To do =>
Look through the data below. Pick out the lines holding the string "JSON".

Listed entries =>

====

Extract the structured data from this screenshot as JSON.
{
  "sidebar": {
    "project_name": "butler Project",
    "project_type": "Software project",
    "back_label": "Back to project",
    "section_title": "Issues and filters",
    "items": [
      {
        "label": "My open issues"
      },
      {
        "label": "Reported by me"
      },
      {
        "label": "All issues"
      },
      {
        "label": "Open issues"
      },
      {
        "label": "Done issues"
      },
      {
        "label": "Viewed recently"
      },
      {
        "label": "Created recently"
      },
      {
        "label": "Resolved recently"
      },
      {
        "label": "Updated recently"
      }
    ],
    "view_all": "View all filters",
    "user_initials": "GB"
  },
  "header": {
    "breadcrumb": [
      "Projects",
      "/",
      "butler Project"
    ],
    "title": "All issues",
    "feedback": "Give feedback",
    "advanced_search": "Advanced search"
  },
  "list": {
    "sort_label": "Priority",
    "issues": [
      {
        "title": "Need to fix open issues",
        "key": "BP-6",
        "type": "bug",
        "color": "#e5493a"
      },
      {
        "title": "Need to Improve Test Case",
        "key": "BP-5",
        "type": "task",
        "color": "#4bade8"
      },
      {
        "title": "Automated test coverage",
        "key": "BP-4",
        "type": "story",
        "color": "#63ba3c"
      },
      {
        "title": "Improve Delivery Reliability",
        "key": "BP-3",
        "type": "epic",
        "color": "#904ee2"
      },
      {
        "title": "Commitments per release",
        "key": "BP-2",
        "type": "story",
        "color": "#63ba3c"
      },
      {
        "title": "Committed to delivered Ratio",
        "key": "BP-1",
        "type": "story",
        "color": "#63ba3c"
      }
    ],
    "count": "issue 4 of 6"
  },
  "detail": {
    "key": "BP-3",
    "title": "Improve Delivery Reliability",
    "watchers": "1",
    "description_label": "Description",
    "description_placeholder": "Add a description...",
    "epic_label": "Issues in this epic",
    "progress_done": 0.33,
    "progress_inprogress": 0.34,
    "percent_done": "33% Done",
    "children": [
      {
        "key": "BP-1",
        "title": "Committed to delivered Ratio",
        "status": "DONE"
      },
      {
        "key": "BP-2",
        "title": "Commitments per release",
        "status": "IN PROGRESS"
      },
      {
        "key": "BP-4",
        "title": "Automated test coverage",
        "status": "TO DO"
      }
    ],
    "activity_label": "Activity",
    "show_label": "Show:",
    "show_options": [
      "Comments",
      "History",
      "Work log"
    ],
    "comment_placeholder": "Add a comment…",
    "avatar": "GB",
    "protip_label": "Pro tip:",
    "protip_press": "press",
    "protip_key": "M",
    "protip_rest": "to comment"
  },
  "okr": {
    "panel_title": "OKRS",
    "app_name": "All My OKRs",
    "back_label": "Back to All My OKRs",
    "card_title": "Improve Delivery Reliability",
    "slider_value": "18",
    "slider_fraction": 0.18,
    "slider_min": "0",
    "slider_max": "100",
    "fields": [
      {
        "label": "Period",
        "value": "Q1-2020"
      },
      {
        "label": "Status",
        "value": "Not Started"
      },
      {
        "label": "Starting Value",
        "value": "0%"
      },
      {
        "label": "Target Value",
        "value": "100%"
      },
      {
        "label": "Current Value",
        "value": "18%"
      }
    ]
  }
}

====

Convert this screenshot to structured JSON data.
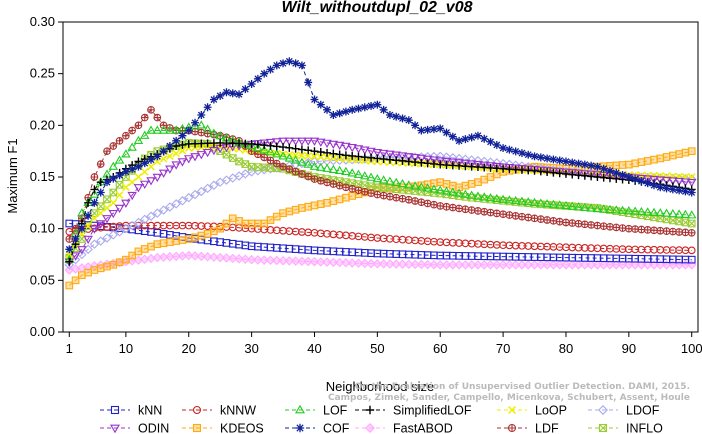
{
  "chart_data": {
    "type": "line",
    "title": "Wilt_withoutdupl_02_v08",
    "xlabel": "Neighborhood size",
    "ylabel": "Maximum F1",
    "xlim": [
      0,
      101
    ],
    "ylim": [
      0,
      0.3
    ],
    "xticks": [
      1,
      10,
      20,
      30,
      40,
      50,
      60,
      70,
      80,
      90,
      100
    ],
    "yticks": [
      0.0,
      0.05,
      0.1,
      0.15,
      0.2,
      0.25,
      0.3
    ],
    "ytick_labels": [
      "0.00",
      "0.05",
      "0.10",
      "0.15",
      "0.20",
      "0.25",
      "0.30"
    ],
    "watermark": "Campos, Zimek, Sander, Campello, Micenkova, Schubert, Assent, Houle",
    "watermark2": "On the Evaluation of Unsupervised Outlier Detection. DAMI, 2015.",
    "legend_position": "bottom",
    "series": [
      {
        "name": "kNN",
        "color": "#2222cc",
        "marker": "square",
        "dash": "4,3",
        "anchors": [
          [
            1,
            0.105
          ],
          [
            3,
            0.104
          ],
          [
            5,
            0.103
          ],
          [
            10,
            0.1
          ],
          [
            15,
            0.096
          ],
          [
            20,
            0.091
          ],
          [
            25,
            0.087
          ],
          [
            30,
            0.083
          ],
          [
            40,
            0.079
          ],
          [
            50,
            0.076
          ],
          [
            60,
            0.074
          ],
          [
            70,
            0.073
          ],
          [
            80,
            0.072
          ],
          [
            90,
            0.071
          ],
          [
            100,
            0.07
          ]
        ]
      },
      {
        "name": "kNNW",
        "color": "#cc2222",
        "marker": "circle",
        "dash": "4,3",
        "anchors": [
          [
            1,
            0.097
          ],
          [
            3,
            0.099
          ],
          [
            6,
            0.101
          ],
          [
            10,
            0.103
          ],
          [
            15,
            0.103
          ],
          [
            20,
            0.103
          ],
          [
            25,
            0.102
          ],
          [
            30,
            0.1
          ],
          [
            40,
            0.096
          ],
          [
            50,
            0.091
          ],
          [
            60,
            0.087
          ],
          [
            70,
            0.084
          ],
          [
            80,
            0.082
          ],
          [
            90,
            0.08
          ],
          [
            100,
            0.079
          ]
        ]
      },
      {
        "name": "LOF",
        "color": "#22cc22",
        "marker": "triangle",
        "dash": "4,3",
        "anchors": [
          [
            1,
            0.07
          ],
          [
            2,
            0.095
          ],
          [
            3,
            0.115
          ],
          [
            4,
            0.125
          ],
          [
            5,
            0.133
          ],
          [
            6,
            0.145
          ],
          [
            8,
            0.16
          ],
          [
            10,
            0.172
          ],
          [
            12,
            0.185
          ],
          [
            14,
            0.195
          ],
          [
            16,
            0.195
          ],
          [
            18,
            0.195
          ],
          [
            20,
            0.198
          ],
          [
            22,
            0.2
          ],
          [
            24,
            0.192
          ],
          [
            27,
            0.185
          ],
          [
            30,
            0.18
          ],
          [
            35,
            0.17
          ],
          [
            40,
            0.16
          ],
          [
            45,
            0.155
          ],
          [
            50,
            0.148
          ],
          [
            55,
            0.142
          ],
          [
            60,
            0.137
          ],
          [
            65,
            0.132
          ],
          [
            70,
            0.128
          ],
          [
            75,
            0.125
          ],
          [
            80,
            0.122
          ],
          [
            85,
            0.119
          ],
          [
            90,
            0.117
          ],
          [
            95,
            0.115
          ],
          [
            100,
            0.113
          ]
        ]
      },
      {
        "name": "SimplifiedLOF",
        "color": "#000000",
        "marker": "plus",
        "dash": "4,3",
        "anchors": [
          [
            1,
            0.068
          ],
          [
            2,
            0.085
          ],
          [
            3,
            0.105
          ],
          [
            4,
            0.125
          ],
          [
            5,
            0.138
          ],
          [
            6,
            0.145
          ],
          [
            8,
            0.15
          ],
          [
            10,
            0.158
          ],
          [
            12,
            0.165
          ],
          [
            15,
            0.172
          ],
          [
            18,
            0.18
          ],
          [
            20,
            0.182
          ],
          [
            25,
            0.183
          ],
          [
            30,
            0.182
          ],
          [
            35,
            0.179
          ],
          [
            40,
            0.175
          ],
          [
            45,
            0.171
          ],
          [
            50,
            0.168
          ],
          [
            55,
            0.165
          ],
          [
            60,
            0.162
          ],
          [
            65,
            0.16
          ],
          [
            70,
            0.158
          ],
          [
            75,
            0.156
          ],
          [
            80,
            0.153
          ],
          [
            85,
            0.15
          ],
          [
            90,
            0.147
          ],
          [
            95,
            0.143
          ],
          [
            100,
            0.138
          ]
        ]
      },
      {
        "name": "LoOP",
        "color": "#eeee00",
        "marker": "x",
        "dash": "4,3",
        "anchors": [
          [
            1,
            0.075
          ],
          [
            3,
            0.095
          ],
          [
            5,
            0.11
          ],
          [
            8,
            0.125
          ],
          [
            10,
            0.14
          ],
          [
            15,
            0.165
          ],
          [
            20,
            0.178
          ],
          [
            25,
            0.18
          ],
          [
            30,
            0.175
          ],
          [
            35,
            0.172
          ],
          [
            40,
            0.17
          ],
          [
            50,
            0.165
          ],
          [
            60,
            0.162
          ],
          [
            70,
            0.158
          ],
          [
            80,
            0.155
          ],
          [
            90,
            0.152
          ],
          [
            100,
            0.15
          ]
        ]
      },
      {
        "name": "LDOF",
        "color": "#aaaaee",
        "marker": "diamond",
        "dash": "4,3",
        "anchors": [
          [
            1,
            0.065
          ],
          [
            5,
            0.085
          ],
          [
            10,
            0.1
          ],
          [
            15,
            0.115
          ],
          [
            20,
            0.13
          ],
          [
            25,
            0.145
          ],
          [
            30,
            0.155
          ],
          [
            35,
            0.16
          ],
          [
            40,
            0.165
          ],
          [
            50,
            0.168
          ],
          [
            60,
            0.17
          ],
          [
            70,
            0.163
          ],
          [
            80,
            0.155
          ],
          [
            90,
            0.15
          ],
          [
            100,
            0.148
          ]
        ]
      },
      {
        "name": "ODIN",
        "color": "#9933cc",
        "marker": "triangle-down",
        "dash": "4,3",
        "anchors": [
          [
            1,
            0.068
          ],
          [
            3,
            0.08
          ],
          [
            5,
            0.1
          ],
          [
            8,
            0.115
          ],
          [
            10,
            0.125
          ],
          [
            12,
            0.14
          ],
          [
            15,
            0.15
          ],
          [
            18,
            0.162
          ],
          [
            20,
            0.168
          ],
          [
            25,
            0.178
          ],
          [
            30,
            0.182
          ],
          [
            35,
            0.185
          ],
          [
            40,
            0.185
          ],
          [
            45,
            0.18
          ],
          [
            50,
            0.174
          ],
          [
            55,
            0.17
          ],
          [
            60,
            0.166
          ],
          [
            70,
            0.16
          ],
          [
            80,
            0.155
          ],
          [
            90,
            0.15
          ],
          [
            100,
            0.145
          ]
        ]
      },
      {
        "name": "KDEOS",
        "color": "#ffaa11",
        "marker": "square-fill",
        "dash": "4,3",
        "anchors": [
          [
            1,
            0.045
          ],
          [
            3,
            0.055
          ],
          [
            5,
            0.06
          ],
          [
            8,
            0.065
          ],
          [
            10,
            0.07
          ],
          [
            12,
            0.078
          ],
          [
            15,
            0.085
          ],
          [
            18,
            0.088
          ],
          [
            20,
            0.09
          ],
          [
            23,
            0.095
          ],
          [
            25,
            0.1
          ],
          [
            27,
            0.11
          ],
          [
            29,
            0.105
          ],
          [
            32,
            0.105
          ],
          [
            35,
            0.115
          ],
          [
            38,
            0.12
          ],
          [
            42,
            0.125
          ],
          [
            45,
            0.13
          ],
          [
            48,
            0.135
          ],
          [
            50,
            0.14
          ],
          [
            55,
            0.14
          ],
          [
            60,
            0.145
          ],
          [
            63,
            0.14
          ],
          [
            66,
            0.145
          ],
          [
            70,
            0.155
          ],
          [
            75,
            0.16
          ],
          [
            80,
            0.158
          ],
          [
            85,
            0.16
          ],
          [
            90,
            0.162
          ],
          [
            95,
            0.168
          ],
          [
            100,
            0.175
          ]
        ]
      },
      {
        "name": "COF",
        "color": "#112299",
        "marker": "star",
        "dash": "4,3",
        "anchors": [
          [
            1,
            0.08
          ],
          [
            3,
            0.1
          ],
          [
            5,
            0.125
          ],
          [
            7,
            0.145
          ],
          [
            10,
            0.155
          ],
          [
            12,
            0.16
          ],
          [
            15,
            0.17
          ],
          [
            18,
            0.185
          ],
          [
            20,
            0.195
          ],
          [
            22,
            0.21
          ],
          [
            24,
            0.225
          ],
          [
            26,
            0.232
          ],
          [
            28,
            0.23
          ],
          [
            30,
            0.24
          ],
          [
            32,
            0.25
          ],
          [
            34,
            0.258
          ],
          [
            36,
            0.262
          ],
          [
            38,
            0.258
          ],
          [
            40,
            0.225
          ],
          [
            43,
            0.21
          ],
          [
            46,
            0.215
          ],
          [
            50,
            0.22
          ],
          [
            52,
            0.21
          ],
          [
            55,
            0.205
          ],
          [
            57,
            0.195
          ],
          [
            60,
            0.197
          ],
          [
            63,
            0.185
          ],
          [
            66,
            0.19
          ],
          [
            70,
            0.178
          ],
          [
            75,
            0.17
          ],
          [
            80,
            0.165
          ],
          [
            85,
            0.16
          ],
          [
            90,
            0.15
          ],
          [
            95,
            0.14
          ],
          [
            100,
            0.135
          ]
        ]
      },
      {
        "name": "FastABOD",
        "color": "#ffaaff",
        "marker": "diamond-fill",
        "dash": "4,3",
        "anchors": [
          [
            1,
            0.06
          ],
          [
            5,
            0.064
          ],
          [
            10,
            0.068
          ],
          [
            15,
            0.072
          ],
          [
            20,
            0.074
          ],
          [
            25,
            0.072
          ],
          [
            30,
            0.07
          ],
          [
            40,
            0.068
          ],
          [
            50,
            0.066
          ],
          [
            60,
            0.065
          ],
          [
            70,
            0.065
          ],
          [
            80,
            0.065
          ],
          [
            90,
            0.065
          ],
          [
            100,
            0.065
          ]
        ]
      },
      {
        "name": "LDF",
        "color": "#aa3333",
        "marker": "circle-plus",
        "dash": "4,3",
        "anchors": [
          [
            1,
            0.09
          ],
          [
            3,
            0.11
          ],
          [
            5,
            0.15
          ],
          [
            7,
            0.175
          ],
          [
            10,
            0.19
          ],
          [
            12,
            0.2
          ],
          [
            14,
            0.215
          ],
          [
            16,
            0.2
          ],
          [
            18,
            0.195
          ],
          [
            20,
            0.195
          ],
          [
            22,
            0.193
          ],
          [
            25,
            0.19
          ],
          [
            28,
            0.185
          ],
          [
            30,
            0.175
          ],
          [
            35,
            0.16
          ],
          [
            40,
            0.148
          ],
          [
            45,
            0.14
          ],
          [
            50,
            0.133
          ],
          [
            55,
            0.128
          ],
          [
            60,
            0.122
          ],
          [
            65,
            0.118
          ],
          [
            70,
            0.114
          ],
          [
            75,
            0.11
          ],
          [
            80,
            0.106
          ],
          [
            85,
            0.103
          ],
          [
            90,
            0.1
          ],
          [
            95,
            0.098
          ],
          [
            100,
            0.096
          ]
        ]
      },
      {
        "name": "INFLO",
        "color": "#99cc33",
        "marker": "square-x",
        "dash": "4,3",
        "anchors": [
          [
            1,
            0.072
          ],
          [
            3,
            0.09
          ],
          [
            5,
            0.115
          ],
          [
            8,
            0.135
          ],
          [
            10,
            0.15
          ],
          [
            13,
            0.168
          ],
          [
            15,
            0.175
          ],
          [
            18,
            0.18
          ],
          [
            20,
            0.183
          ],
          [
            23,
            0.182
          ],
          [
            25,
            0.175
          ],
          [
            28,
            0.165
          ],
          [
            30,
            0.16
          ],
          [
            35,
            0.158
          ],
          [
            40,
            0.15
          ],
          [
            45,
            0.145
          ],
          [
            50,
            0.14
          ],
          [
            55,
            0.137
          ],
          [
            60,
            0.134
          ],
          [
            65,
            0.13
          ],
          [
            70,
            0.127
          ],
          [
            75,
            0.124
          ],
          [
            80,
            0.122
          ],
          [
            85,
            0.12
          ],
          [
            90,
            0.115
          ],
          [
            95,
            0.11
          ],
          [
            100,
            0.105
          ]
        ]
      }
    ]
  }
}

====

Response =>
Extract the structured data from this screenshot as JSON.
Convert this screenshot to structured JSON data.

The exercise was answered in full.